Count how many lines of the material contain the string "work", then give that number and nothing more.
#####
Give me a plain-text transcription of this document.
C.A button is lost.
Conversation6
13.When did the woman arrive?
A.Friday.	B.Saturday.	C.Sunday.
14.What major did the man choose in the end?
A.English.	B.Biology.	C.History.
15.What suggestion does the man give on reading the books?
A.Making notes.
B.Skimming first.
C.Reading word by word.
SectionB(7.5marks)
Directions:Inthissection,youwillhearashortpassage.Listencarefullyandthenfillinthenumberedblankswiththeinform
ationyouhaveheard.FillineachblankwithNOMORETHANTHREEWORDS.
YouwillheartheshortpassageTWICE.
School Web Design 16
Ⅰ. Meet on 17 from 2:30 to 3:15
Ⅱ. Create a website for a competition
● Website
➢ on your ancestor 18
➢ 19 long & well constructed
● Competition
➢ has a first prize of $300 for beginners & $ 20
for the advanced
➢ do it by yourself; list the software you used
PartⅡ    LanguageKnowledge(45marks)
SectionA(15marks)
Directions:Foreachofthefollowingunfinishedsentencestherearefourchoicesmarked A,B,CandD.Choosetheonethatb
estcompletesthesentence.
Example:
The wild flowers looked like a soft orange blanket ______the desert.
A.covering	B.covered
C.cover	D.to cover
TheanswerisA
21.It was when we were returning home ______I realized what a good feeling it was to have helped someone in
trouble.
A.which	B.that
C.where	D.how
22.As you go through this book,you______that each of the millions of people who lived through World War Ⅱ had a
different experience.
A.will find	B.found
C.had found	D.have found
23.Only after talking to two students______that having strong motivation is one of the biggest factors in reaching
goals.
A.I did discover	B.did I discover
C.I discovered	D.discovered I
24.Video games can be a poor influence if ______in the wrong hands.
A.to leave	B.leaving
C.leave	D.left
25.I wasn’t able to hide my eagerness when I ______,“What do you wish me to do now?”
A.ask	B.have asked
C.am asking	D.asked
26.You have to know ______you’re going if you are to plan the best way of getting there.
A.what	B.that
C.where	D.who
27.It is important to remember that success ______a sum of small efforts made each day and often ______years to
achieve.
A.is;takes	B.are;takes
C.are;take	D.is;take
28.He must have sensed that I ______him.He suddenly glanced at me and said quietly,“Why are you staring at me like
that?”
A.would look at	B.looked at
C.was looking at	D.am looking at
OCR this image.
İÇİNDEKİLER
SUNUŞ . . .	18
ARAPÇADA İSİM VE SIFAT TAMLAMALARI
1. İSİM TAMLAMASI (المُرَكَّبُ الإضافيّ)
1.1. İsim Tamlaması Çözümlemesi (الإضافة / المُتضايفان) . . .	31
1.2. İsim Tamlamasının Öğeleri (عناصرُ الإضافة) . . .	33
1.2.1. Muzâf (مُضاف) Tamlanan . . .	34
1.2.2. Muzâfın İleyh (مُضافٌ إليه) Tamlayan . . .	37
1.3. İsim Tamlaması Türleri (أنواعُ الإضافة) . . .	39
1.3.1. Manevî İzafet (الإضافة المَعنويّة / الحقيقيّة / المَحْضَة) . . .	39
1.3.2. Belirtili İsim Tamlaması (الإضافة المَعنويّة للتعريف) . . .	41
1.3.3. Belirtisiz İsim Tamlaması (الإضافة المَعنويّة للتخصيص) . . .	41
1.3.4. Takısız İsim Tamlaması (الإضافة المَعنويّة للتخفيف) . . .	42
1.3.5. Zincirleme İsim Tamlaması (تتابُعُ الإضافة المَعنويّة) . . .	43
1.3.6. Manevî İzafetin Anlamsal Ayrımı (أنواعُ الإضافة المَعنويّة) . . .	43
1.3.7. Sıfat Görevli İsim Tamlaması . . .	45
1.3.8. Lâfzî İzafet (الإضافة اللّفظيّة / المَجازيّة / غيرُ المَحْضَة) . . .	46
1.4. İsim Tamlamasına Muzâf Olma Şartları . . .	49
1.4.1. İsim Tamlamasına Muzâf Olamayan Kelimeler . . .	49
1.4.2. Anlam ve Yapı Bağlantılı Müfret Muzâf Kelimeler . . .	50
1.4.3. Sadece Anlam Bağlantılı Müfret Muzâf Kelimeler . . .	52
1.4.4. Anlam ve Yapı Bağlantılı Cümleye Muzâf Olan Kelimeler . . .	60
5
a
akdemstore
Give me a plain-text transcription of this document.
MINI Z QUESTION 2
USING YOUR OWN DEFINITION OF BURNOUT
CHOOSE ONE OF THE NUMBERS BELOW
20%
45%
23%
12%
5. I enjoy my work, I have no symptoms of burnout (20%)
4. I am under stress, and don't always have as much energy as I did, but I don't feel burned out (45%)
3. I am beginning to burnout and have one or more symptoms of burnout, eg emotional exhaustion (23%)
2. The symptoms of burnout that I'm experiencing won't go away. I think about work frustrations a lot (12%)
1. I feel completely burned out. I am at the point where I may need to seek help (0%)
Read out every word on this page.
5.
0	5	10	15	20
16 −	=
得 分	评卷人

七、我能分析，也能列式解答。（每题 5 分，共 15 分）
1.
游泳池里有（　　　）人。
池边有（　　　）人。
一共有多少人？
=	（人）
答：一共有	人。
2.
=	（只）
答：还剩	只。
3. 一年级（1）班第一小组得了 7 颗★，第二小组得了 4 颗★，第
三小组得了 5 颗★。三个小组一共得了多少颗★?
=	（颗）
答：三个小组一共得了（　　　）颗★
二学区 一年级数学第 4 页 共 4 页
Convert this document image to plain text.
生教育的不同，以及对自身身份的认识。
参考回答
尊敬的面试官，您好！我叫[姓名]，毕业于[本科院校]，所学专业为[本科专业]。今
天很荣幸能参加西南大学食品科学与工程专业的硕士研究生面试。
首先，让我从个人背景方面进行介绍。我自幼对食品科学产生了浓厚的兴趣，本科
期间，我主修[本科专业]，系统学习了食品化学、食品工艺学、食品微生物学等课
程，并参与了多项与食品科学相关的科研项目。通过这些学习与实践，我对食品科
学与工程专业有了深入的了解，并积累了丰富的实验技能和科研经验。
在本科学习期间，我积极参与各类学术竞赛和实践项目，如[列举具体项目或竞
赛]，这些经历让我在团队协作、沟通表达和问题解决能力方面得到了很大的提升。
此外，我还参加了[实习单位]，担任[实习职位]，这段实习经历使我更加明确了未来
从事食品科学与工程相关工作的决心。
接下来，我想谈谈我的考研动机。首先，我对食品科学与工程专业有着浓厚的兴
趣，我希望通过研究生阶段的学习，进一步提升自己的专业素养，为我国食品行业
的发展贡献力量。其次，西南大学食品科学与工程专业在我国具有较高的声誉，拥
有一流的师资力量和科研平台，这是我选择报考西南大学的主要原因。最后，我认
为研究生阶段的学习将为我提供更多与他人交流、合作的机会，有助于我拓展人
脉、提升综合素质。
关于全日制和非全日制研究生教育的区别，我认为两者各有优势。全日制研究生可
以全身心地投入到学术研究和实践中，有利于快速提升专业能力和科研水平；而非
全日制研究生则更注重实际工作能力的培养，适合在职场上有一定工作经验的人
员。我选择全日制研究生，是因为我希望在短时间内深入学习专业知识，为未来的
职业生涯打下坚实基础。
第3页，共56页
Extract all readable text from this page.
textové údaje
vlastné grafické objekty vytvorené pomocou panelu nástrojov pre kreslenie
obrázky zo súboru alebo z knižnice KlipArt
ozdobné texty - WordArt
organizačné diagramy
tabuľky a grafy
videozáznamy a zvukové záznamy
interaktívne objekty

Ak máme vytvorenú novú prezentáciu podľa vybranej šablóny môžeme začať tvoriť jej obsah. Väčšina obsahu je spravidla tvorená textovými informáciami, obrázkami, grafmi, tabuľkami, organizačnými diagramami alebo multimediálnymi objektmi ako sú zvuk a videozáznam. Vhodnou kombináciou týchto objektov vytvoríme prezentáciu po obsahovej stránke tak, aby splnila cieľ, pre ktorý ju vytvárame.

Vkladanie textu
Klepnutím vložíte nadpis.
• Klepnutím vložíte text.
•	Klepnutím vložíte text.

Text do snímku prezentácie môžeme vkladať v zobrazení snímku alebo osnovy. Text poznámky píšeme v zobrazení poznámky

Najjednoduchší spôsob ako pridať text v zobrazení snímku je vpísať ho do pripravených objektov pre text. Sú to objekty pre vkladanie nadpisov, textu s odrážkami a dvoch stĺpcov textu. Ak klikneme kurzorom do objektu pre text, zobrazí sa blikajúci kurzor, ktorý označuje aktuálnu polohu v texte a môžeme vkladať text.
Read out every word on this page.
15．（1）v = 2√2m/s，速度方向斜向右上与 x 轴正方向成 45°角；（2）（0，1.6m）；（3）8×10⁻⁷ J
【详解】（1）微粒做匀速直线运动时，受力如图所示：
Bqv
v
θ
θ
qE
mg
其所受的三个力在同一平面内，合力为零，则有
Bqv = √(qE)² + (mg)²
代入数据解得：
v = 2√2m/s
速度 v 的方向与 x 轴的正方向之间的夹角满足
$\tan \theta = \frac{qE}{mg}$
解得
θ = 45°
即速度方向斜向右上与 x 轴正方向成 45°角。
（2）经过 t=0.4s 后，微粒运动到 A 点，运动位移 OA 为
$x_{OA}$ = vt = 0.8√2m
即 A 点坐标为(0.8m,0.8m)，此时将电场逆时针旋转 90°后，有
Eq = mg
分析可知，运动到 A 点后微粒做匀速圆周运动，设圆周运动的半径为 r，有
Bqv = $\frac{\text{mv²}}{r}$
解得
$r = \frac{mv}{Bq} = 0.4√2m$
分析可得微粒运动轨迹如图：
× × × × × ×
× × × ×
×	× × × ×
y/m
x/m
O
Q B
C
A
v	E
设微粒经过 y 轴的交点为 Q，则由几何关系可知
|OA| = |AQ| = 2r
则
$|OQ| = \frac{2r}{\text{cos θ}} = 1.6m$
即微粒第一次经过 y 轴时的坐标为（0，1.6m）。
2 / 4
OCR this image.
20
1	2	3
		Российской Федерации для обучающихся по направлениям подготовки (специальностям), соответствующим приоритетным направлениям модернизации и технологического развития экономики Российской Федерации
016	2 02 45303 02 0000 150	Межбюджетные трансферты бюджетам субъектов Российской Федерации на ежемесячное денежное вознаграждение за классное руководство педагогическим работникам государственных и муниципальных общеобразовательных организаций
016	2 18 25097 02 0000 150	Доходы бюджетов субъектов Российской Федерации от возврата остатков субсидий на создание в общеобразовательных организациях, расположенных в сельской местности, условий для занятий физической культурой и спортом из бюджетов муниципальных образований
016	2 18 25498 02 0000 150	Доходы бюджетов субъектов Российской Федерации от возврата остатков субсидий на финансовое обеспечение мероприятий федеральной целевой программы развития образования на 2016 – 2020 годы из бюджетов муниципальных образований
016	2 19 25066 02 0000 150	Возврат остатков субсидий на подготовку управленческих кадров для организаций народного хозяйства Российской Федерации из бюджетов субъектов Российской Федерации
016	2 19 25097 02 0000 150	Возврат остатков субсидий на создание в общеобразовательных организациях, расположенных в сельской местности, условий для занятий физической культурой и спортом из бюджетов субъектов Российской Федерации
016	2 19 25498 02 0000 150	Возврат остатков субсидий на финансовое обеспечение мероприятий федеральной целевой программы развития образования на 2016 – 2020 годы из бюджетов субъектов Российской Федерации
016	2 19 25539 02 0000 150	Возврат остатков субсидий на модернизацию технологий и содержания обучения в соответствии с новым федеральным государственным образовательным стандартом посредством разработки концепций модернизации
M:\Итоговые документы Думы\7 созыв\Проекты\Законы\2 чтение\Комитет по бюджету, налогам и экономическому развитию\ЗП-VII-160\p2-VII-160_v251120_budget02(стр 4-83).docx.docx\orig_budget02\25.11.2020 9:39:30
#####
- THE RESULT
2